>> Start

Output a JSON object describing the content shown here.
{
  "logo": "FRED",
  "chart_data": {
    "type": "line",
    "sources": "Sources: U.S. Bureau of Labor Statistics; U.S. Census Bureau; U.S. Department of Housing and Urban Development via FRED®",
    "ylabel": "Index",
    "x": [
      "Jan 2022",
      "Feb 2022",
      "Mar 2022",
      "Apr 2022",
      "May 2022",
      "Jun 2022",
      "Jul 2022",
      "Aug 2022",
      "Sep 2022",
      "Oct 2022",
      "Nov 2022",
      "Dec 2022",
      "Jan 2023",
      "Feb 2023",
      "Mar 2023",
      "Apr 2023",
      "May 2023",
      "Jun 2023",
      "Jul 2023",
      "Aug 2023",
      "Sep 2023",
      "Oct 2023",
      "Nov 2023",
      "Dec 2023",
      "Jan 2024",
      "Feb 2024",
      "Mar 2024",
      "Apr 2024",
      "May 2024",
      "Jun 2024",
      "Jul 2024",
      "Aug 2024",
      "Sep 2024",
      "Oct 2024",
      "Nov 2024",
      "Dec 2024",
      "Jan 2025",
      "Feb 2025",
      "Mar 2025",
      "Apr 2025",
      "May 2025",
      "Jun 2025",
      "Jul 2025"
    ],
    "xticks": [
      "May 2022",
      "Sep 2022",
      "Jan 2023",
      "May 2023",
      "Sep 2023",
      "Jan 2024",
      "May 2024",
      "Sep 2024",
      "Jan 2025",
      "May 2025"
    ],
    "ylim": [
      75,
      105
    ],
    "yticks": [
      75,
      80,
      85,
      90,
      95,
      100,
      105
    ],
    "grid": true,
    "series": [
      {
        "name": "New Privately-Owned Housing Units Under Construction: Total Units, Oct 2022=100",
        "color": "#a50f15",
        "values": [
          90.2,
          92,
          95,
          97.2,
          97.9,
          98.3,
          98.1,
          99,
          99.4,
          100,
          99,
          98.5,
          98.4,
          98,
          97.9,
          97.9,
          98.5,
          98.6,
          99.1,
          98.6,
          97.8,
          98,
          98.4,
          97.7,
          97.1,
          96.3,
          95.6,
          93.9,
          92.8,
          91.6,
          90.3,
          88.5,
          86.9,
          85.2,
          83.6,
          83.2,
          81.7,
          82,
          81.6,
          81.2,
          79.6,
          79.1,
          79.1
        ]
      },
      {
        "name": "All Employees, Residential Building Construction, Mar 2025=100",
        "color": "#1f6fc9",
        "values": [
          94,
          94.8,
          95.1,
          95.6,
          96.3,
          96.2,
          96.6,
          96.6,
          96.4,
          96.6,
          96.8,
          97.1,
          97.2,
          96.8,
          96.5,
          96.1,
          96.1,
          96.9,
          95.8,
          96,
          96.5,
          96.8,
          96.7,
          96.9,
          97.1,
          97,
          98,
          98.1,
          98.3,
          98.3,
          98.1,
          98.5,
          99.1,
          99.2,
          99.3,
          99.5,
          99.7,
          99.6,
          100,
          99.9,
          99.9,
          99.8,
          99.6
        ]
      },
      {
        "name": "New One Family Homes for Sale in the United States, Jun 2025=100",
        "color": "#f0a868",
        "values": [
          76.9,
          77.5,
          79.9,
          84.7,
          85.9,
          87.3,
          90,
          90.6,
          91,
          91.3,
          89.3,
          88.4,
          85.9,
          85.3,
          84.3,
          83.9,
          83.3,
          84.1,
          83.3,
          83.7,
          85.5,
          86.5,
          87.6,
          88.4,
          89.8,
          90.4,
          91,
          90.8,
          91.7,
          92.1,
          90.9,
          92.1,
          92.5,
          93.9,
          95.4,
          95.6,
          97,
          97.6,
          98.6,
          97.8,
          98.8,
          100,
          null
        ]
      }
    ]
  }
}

>> End

Short exercise:
Your task is to repeat the data exactly, with nothing left out.

Answer for the task:
Output a JSON object describing the content shown here.
{
  "logo": "FRED",
  "chart_data": {
    "type": "line",
    "sources": "Sources: U.S. Bureau of Labor Statistics; U.S. Census Bureau; U.S. Department of Housing and Urban Development via FRED®",
    "ylabel": "Index",
    "x": [
      "Jan 2022",
      "Feb 2022",
      "Mar 2022",
      "Apr 2022",
      "May 2022",
      "Jun 2022",
      "Jul 2022",
      "Aug 2022",
      "Sep 2022",
      "Oct 2022",
      "Nov 2022",
      "Dec 2022",
      "Jan 2023",
      "Feb 2023",
      "Mar 2023",
      "Apr 2023",
      "May 2023",
      "Jun 2023",
      "Jul 2023",
      "Aug 2023",
      "Sep 2023",
      "Oct 2023",
      "Nov 2023",
      "Dec 2023",
      "Jan 2024",
      "Feb 2024",
      "Mar 2024",
      "Apr 2024",
      "May 2024",
      "Jun 2024",
      "Jul 2024",
      "Aug 2024",
      "Sep 2024",
      "Oct 2024",
      "Nov 2024",
      "Dec 2024",
      "Jan 2025",
      "Feb 2025",
      "Mar 2025",
      "Apr 2025",
      "May 2025",
      "Jun 2025",
      "Jul 2025"
    ],
    "xticks": [
      "May 2022",
      "Sep 2022",
      "Jan 2023",
      "May 2023",
      "Sep 2023",
      "Jan 2024",
      "May 2024",
      "Sep 2024",
      "Jan 2025",
      "May 2025"
    ],
    "ylim": [
      75,
      105
    ],
    "yticks": [
      75,
      80,
      85,
      90,
      95,
      100,
      105
    ],
    "grid": true,
    "series": [
      {
        "name": "New Privately-Owned Housing Units Under Construction: Total Units, Oct 2022=100",
        "color": "#a50f15",
        "values": [
          90.2,
          92,
          95,
          97.2,
          97.9,
          98.3,
          98.1,
          99,
          99.4,
          100,
          99,
          98.5,
          98.4,
          98,
          97.9,
          97.9,
          98.5,
          98.6,
          99.1,
          98.6,
          97.8,
          98,
          98.4,
          97.7,
          97.1,
          96.3,
          95.6,
          93.9,
          92.8,
          91.6,
          90.3,
          88.5,
          86.9,
          85.2,
          83.6,
          83.2,
          81.7,
          82,
          81.6,
          81.2,
          79.6,
          79.1,
          79.1
        ]
      },
      {
        "name": "All Employees, Residential Building Construction, Mar 2025=100",
        "color": "#1f6fc9",
        "values": [
          94,
          94.8,
          95.1,
          95.6,
          96.3,
          96.2,
          96.6,
          96.6,
          96.4,
          96.6,
          96.8,
          97.1,
          97.2,
          96.8,
          96.5,
          96.1,
          96.1,
          96.9,
          95.8,
          96,
          96.5,
          96.8,
          96.7,
          96.9,
          97.1,
          97,
          98,
          98.1,
          98.3,
          98.3,
          98.1,
          98.5,
          99.1,
          99.2,
          99.3,
          99.5,
          99.7,
          99.6,
          100,
          99.9,
          99.9,
          99.8,
          99.6
        ]
      },
      {
        "name": "New One Family Homes for Sale in the United States, Jun 2025=100",
        "color": "#f0a868",
        "values": [
          76.9,
          77.5,
          79.9,
          84.7,
          85.9,
          87.3,
          90,
          90.6,
          91,
          91.3,
          89.3,
          88.4,
          85.9,
          85.3,
          84.3,
          83.9,
          83.3,
          84.1,
          83.3,
          83.7,
          85.5,
          86.5,
          87.6,
          88.4,
          89.8,
          90.4,
          91,
          90.8,
          91.7,
          92.1,
          90.9,
          92.1,
          92.5,
          93.9,
          95.4,
          95.6,
          97,
          97.6,
          98.6,
          97.8,
          98.8,
          100,
          null
        ]
      }
    ]
  }
}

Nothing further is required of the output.